# [Task prompt]
Which lines hold the word "text"? Show each of them.

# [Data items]
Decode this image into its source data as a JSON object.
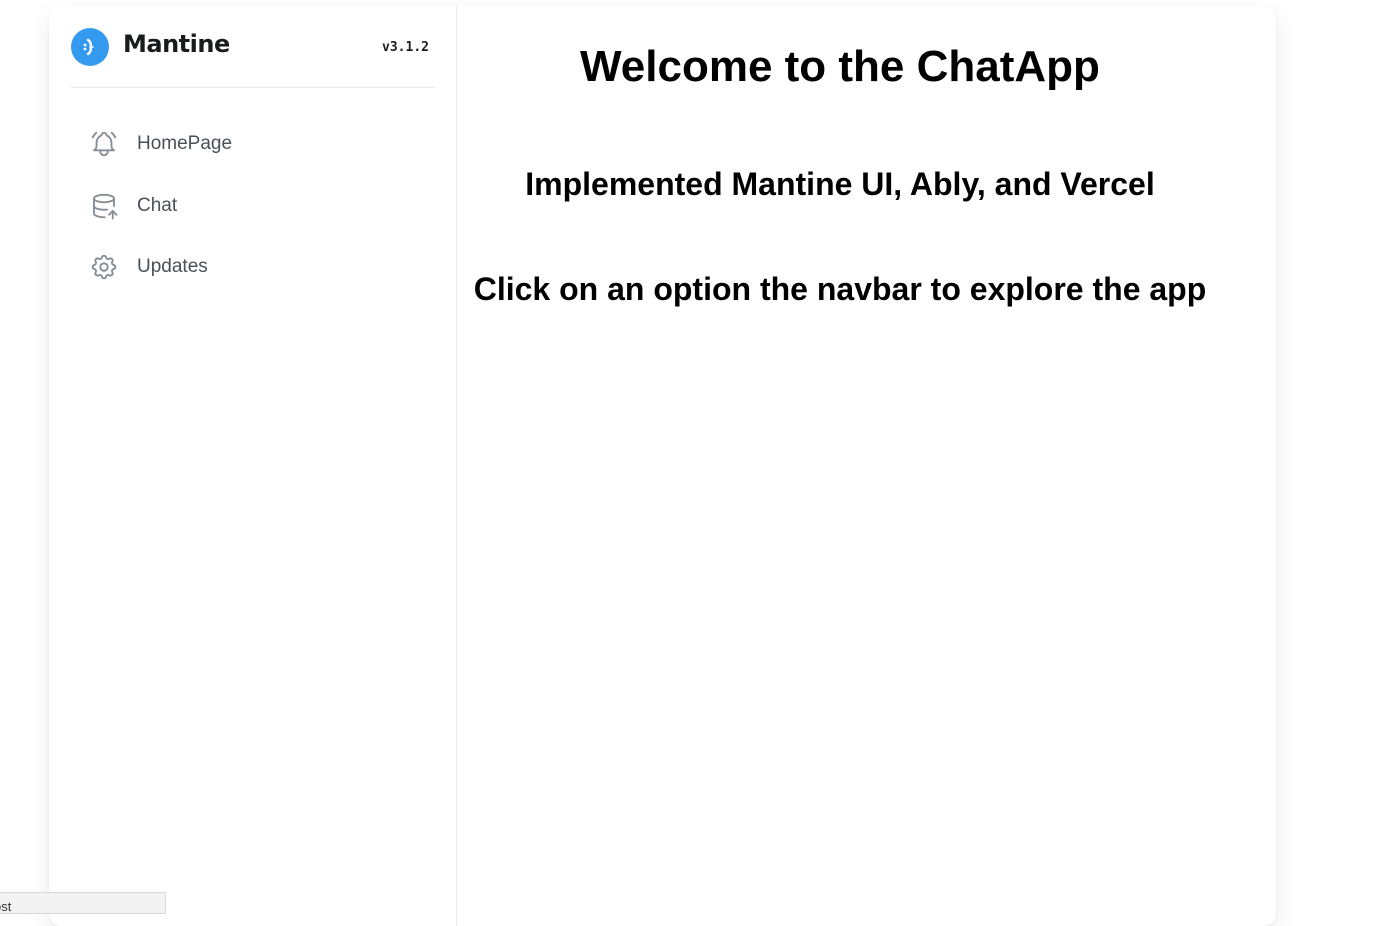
{
  "brand": {
    "name": "Mantine",
    "version": "v3.1.2",
    "logo_color": "#339af0"
  },
  "navbar": {
    "items": [
      {
        "label": "HomePage",
        "icon": "bell-ringing-icon"
      },
      {
        "label": "Chat",
        "icon": "database-import-icon"
      },
      {
        "label": "Updates",
        "icon": "settings-icon"
      }
    ]
  },
  "main": {
    "title": "Welcome to the ChatApp",
    "subtitle": "Implemented Mantine UI, Ably, and Vercel",
    "instruction": "Click on an option the navbar to explore the app"
  },
  "status_bar": {
    "text": "ost"
  }
}
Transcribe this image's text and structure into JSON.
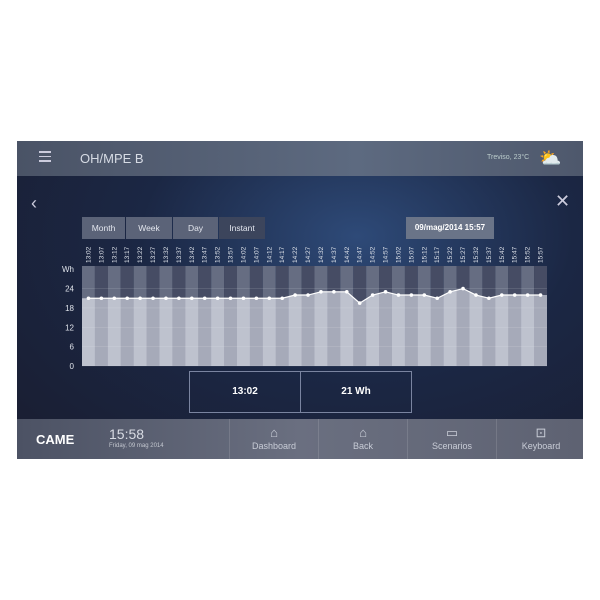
{
  "header": {
    "title": "OH/MPE B",
    "weather": "Treviso, 23°C",
    "icons": {
      "menu": "menu-icon",
      "weather": "partly-cloudy-icon",
      "back": "chevron-left-icon",
      "close": "close-icon"
    }
  },
  "tabs": [
    {
      "label": "Month"
    },
    {
      "label": "Week"
    },
    {
      "label": "Day"
    },
    {
      "label": "Instant",
      "active": true
    }
  ],
  "selected_datetime": "09/mag/2014 15:57",
  "readout": {
    "time": "13:02",
    "value": "21 Wh"
  },
  "chart_data": {
    "type": "area",
    "ylabel": "Wh",
    "ylim": [
      0,
      31
    ],
    "yticks": [
      0,
      6,
      12,
      18,
      24
    ],
    "x": [
      "13:02",
      "13:07",
      "13:12",
      "13:17",
      "13:22",
      "13:27",
      "13:32",
      "13:37",
      "13:42",
      "13:47",
      "13:52",
      "13:57",
      "14:02",
      "14:07",
      "14:12",
      "14:17",
      "14:22",
      "14:27",
      "14:32",
      "14:37",
      "14:42",
      "14:47",
      "14:52",
      "14:57",
      "15:02",
      "15:07",
      "15:12",
      "15:17",
      "15:22",
      "15:27",
      "15:32",
      "15:37",
      "15:42",
      "15:47",
      "15:52",
      "15:57"
    ],
    "values": [
      21,
      21,
      21,
      21,
      21,
      21,
      21,
      21,
      21,
      21,
      21,
      21,
      21,
      21,
      21,
      21,
      22,
      22,
      23,
      23,
      23,
      19.5,
      22,
      23,
      22,
      22,
      22,
      21,
      23,
      24,
      22,
      21,
      22,
      22,
      22,
      22
    ]
  },
  "footer": {
    "brand": "CAME",
    "time": "15:58",
    "date": "Friday, 09 mag 2014",
    "nav": [
      {
        "label": "Dashboard",
        "icon": "home-icon"
      },
      {
        "label": "Back",
        "icon": "home-icon"
      },
      {
        "label": "Scenarios",
        "icon": "scenarios-icon"
      },
      {
        "label": "Keyboard",
        "icon": "keypad-icon"
      }
    ]
  }
}
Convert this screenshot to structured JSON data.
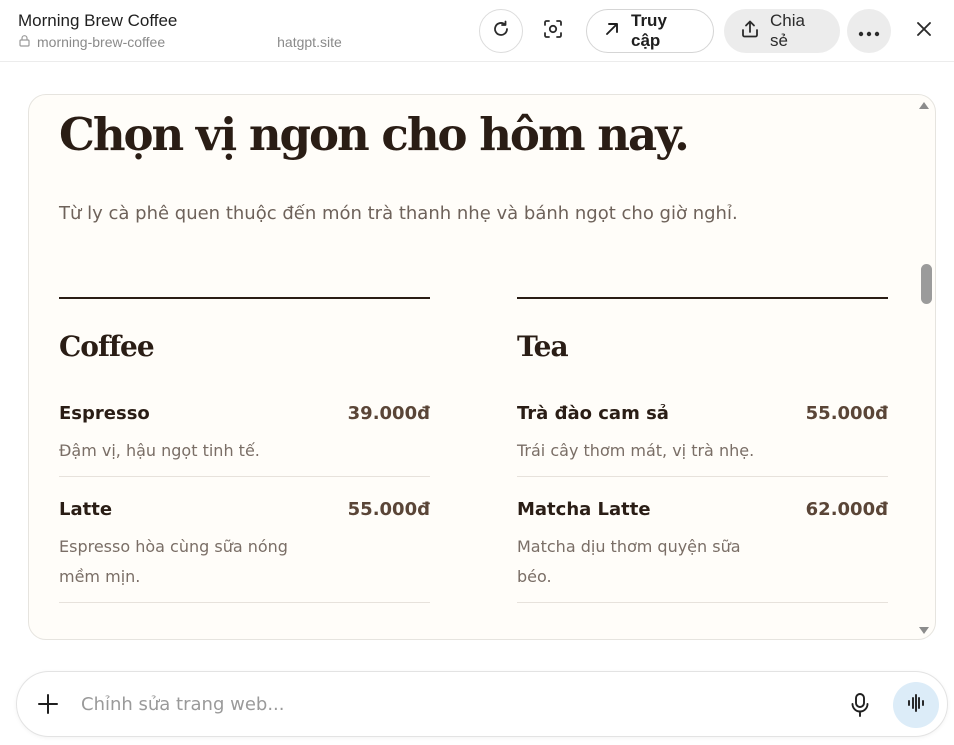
{
  "header": {
    "title": "Morning Brew Coffee",
    "url_start": "morning-brew-coffee",
    "url_end": "hatgpt.site",
    "open_label": "Truy cập",
    "share_label": "Chia sẻ"
  },
  "page": {
    "hero_title": "Chọn vị ngon cho hôm nay.",
    "hero_subtitle": "Từ ly cà phê quen thuộc đến món trà thanh nhẹ và bánh ngọt cho giờ nghỉ.",
    "columns": [
      {
        "title": "Coffee",
        "items": [
          {
            "name": "Espresso",
            "price": "39.000đ",
            "desc": "Đậm vị, hậu ngọt tinh tế."
          },
          {
            "name": "Latte",
            "price": "55.000đ",
            "desc": "Espresso hòa cùng sữa nóng mềm mịn."
          }
        ]
      },
      {
        "title": "Tea",
        "items": [
          {
            "name": "Trà đào cam sả",
            "price": "55.000đ",
            "desc": "Trái cây thơm mát, vị trà nhẹ."
          },
          {
            "name": "Matcha Latte",
            "price": "62.000đ",
            "desc": "Matcha dịu thơm quyện sữa béo."
          }
        ]
      }
    ]
  },
  "composer": {
    "placeholder": "Chỉnh sửa trang web..."
  },
  "icons": {
    "lock": "lock-icon",
    "reload": "reload-icon",
    "screenshot": "screenshot-icon",
    "open": "arrow-up-right-icon",
    "share": "share-icon",
    "more": "more-icon",
    "close": "close-icon",
    "plus": "plus-icon",
    "mic": "mic-icon",
    "voice": "voice-wave-icon"
  },
  "colors": {
    "heading": "#2a1d15",
    "price": "#5a4537",
    "page_bg": "#fffdf9",
    "voice_bg": "#dcecf8"
  }
}
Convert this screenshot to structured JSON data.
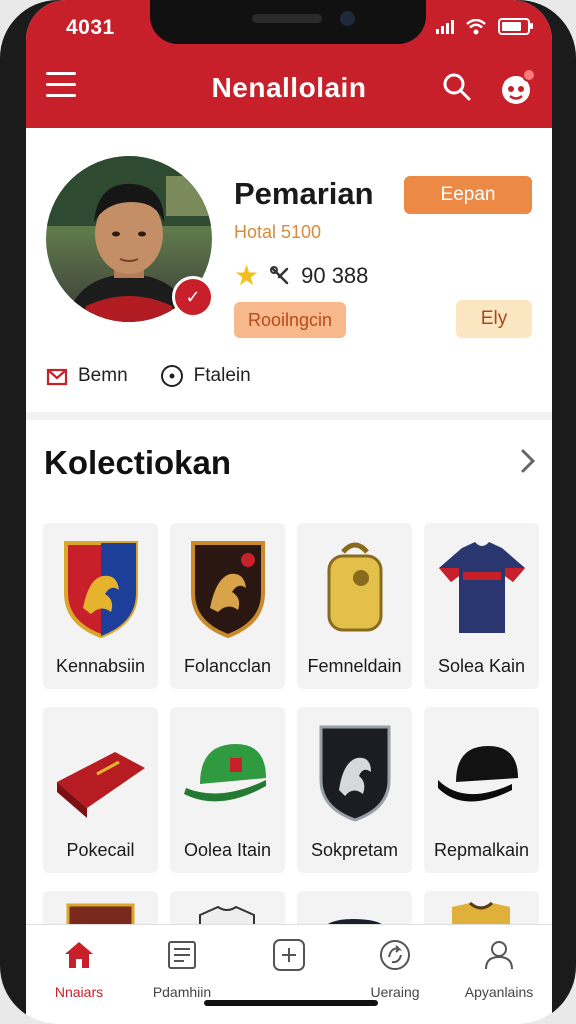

# [Response to this exercise]
    "text": "ost"
Transcribe this image's text and structure into JSON.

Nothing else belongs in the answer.